Exercise task =
Note how many lines in the entries contain the string "main", then give that number and nothing else.

____________________

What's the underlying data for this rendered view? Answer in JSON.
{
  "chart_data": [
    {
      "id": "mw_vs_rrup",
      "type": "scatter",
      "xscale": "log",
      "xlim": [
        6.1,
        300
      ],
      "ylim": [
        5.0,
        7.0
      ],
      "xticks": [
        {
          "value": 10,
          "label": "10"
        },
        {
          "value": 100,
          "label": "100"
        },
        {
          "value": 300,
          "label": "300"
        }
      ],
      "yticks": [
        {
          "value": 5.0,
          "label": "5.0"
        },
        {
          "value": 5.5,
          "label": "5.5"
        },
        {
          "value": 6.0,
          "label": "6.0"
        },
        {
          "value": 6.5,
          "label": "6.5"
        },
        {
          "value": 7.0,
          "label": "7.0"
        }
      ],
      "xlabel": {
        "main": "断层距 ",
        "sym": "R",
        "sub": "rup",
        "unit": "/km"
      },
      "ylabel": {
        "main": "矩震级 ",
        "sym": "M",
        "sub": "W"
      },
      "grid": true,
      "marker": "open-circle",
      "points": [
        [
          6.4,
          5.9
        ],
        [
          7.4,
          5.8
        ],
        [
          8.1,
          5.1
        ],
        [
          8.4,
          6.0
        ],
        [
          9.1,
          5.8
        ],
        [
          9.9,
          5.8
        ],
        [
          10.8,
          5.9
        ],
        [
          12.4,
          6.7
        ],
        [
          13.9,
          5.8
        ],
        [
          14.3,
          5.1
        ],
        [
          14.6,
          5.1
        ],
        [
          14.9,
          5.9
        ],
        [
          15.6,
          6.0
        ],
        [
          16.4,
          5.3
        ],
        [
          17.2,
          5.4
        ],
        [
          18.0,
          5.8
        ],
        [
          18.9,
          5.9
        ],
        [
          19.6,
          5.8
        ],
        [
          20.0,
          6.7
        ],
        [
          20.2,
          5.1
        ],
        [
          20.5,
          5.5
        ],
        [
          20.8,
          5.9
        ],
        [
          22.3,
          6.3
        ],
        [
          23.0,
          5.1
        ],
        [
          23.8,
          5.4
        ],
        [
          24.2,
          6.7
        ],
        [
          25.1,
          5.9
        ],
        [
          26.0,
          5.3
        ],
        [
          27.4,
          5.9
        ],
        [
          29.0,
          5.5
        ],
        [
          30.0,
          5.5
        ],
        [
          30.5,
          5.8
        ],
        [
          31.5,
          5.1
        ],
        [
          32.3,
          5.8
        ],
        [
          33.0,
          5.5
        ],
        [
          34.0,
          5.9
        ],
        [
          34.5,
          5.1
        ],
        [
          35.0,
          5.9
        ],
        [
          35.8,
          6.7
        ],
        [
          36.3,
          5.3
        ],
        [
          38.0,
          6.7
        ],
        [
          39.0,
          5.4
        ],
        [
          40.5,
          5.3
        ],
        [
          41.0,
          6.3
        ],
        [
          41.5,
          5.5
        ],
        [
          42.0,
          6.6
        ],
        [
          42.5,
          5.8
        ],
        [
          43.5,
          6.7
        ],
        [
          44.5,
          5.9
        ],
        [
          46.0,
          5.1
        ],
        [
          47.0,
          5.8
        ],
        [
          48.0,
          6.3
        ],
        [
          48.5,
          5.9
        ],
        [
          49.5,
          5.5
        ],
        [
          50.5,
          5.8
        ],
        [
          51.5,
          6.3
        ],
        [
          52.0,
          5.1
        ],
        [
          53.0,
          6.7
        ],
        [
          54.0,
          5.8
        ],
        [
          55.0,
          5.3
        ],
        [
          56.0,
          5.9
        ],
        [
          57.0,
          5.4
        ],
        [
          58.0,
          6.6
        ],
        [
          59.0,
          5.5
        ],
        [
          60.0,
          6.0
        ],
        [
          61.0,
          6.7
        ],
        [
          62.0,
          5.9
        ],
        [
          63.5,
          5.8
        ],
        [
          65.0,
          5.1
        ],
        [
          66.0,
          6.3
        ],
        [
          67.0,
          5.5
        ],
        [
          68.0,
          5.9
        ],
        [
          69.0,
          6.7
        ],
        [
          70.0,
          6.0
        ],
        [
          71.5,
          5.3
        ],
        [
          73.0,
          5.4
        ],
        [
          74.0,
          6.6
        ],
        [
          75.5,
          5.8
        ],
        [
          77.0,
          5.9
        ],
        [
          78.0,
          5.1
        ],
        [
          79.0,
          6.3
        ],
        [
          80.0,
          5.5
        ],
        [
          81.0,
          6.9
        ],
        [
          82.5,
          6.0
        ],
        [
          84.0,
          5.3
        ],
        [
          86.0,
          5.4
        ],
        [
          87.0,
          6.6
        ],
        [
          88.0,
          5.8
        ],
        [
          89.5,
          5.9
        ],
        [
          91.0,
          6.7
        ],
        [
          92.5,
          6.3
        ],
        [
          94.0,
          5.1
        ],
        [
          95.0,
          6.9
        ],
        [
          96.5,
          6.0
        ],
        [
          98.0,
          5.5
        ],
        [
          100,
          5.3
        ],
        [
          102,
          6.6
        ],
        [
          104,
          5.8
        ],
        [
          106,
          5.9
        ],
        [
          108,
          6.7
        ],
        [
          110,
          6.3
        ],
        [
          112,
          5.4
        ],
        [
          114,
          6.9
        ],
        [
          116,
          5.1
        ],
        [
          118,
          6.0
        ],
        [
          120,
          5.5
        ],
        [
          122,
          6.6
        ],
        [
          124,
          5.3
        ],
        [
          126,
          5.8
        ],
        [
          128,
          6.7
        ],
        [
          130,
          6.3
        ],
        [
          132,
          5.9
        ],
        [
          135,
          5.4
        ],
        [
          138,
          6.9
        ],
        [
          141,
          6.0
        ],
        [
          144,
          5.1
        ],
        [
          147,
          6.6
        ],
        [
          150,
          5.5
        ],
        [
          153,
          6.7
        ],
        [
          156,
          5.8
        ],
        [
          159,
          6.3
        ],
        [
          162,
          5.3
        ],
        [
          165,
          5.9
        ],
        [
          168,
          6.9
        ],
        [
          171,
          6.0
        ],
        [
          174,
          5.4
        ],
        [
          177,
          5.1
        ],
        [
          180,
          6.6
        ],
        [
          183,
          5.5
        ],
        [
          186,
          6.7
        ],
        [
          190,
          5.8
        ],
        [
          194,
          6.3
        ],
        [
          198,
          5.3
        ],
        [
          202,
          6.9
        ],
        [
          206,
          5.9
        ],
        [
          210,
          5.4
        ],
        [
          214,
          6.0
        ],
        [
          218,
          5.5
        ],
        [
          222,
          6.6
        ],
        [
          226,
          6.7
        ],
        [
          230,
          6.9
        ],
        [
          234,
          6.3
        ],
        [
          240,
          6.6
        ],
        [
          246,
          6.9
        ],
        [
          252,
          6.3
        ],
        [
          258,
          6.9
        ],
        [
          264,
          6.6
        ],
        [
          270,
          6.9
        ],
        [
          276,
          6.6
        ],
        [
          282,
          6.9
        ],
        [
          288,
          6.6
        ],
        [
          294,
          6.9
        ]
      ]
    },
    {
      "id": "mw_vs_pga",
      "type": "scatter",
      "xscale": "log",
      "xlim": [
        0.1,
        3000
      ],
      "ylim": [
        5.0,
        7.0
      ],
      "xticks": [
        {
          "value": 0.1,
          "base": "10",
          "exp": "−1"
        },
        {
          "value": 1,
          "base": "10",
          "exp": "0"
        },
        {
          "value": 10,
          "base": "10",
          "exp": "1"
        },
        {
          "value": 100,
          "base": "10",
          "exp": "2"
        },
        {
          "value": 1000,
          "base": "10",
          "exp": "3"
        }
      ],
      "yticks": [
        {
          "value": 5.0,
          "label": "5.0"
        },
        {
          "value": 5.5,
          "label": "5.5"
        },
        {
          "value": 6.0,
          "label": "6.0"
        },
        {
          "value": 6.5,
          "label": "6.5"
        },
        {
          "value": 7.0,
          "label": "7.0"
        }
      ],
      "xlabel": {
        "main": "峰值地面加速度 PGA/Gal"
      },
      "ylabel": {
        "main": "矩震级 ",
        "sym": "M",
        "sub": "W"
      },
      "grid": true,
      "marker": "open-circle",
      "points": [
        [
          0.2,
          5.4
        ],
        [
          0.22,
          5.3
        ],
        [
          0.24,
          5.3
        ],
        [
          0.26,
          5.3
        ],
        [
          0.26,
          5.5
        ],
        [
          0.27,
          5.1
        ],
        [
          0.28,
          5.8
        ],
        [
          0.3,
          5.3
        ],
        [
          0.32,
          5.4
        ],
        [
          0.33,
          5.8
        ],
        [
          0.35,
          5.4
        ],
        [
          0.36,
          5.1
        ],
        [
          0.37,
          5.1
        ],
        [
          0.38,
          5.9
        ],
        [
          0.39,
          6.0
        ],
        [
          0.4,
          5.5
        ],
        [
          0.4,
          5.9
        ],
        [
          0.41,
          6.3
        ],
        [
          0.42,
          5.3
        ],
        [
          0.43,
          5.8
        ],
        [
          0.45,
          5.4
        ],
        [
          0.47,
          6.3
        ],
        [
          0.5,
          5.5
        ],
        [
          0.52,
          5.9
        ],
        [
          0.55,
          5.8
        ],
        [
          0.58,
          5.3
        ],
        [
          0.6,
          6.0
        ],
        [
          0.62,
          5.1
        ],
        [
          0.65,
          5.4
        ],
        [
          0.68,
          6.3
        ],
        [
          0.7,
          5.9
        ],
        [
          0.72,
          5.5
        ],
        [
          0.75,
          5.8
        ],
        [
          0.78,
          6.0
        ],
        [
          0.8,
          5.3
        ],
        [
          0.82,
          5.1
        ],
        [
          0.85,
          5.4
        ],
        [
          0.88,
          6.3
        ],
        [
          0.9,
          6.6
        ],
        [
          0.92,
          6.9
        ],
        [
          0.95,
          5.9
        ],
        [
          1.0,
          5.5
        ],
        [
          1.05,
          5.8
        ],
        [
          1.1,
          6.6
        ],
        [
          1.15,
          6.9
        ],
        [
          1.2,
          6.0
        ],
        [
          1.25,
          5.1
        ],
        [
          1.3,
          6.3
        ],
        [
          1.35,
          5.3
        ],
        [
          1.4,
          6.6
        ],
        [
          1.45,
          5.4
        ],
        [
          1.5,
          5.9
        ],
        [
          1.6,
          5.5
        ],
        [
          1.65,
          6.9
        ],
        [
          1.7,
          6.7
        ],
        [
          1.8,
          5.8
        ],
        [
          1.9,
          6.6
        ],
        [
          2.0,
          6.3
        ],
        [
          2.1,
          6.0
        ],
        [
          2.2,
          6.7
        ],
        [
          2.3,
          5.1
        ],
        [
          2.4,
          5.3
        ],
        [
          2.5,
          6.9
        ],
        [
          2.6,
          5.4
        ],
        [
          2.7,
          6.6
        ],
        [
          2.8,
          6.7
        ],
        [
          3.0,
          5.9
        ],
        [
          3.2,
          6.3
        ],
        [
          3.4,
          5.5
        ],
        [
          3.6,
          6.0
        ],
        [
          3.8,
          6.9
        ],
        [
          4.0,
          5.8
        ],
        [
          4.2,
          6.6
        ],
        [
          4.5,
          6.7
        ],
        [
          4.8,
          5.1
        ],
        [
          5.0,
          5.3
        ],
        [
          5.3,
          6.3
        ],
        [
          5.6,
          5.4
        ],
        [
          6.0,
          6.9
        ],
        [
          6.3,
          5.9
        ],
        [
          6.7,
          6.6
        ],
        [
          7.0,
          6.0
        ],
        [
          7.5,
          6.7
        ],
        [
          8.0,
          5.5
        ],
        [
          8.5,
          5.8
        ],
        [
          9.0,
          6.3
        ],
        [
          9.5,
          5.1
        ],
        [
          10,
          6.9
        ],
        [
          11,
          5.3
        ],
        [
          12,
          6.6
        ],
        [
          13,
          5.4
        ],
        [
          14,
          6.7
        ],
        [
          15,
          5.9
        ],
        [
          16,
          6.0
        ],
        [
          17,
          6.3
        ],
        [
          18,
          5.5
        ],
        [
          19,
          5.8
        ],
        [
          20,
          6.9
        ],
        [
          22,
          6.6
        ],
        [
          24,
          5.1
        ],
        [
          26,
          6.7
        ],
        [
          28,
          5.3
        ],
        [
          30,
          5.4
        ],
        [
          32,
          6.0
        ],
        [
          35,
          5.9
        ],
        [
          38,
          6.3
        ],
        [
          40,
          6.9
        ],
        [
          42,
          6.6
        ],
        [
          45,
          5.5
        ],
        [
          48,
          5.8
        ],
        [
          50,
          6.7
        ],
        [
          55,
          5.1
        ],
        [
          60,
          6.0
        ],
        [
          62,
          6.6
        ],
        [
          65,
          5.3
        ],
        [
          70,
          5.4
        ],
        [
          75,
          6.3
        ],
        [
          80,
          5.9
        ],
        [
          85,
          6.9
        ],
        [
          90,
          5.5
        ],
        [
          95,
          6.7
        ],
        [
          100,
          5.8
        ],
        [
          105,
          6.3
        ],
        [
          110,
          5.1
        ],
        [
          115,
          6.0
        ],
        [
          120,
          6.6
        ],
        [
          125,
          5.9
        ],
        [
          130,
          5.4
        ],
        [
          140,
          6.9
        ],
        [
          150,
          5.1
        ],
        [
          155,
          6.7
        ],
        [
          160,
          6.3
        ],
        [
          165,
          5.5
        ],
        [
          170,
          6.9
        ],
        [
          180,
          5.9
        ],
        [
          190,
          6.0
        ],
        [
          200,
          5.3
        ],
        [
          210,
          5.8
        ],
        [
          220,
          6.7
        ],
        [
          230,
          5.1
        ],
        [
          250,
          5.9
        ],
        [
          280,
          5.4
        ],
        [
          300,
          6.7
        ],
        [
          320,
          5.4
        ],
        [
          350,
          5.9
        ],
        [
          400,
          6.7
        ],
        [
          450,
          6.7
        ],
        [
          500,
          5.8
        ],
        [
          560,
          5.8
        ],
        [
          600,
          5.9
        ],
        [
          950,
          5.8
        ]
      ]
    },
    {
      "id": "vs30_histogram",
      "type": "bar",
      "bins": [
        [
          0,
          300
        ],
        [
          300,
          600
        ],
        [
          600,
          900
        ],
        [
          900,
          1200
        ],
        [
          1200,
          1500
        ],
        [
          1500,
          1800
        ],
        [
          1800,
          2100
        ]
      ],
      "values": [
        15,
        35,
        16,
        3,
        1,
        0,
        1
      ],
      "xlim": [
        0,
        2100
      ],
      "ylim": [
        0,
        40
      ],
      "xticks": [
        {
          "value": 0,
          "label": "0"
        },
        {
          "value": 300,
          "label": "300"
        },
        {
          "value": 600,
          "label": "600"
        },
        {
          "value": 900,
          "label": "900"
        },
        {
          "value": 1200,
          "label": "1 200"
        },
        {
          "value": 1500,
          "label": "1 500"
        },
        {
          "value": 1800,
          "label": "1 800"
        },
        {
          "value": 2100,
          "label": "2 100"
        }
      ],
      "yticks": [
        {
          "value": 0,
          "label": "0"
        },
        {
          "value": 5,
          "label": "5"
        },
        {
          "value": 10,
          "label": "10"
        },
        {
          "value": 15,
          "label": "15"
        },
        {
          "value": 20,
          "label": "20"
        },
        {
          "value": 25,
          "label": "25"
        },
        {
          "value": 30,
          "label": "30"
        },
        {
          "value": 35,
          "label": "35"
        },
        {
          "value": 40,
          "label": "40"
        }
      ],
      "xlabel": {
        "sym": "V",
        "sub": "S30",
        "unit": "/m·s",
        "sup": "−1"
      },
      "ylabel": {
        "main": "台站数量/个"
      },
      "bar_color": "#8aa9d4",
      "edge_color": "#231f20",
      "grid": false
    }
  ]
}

____________________

Task result =
5